- **Objective**
Work out the number of lines containing "отдыха". Give that number alone.

Records:
## Begin
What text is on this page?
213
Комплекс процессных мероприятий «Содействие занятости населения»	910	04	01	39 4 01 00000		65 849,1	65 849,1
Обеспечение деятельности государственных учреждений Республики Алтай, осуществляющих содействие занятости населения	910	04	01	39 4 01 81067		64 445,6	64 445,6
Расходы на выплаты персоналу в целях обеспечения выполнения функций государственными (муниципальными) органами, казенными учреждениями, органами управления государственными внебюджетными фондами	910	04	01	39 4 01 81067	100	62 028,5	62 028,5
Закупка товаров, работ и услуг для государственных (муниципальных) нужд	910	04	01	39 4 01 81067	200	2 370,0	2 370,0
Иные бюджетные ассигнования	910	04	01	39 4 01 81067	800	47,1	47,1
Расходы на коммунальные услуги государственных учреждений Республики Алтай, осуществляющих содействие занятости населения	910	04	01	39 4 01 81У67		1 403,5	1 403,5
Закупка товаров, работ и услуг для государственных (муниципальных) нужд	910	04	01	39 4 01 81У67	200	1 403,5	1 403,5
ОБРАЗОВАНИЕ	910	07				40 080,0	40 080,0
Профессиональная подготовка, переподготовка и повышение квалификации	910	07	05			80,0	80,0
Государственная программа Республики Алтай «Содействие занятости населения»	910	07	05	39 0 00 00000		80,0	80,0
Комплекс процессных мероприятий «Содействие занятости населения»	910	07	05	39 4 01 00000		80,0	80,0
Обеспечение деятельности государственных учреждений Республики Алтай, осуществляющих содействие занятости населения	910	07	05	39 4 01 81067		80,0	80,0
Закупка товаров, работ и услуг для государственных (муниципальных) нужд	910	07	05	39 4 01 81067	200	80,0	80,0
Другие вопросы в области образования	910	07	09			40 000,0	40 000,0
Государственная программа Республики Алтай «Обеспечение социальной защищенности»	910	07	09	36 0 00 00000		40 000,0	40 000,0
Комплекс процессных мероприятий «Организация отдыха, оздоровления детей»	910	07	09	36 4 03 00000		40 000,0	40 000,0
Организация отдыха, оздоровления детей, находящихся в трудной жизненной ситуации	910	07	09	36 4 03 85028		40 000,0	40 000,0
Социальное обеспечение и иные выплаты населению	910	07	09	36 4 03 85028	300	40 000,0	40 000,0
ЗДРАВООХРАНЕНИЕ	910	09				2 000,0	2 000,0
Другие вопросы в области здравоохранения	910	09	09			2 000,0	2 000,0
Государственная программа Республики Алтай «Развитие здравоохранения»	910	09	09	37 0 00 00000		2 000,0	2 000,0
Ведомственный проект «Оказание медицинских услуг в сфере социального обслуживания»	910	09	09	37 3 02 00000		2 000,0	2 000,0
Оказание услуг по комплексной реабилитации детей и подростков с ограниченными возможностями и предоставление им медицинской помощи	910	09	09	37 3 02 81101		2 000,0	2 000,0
## End
- **Exercise result**
2